* Problem details
Could you turn the lines below into a numbered list and leave out any blank lines?

* Excerpted data
:::::

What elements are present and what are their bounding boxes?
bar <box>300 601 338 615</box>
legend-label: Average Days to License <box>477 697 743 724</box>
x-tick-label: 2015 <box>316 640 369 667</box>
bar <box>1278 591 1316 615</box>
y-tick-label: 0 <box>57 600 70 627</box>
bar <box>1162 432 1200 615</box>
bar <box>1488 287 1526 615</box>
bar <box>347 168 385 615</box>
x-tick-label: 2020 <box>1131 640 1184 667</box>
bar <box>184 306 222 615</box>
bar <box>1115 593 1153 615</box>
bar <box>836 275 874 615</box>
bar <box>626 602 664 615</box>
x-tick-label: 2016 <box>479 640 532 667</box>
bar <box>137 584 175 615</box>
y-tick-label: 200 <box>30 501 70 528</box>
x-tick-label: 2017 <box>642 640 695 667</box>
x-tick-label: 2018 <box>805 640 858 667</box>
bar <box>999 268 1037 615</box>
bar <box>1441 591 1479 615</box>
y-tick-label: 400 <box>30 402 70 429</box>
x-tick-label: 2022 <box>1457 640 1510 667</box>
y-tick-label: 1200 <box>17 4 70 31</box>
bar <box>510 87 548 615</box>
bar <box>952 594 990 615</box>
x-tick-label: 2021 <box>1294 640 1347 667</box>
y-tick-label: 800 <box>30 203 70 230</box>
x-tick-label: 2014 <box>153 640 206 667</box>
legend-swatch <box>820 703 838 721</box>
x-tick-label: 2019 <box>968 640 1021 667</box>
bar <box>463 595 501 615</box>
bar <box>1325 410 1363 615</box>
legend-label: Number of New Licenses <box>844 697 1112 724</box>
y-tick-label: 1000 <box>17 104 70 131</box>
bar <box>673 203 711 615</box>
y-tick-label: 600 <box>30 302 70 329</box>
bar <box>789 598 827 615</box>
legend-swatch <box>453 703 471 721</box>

:::::

* Result for this task
1. What elements are present and what are their bounding boxes?
2. bar <box>300 601 338 615</box>
3. legend-label: Average Days to License <box>477 697 743 724</box>
4. x-tick-label: 2015 <box>316 640 369 667</box>
5. bar <box>1278 591 1316 615</box>
6. y-tick-label: 0 <box>57 600 70 627</box>
7. bar <box>1162 432 1200 615</box>
8. bar <box>1488 287 1526 615</box>
9. bar <box>347 168 385 615</box>
10. x-tick-label: 2020 <box>1131 640 1184 667</box>
11. bar <box>184 306 222 615</box>
12. bar <box>1115 593 1153 615</box>
13. bar <box>836 275 874 615</box>
14. bar <box>626 602 664 615</box>
15. x-tick-label: 2016 <box>479 640 532 667</box>
16. bar <box>137 584 175 615</box>
17. y-tick-label: 200 <box>30 501 70 528</box>
18. x-tick-label: 2017 <box>642 640 695 667</box>
19. x-tick-label: 2018 <box>805 640 858 667</box>
20. bar <box>999 268 1037 615</box>
21. bar <box>1441 591 1479 615</box>
22. y-tick-label: 400 <box>30 402 70 429</box>
23. x-tick-label: 2022 <box>1457 640 1510 667</box>
24. y-tick-label: 1200 <box>17 4 70 31</box>
25. bar <box>510 87 548 615</box>
26. bar <box>952 594 990 615</box>
27. x-tick-label: 2021 <box>1294 640 1347 667</box>
28. y-tick-label: 800 <box>30 203 70 230</box>
29. x-tick-label: 2014 <box>153 640 206 667</box>
30. legend-swatch <box>820 703 838 721</box>
31. x-tick-label: 2019 <box>968 640 1021 667</box>
32. bar <box>463 595 501 615</box>
33. bar <box>1325 410 1363 615</box>
34. legend-label: Number of New Licenses <box>844 697 1112 724</box>
35. y-tick-label: 1000 <box>17 104 70 131</box>
36. bar <box>673 203 711 615</box>
37. y-tick-label: 600 <box>30 302 70 329</box>
38. bar <box>789 598 827 615</box>
39. legend-swatch <box>453 703 471 721</box>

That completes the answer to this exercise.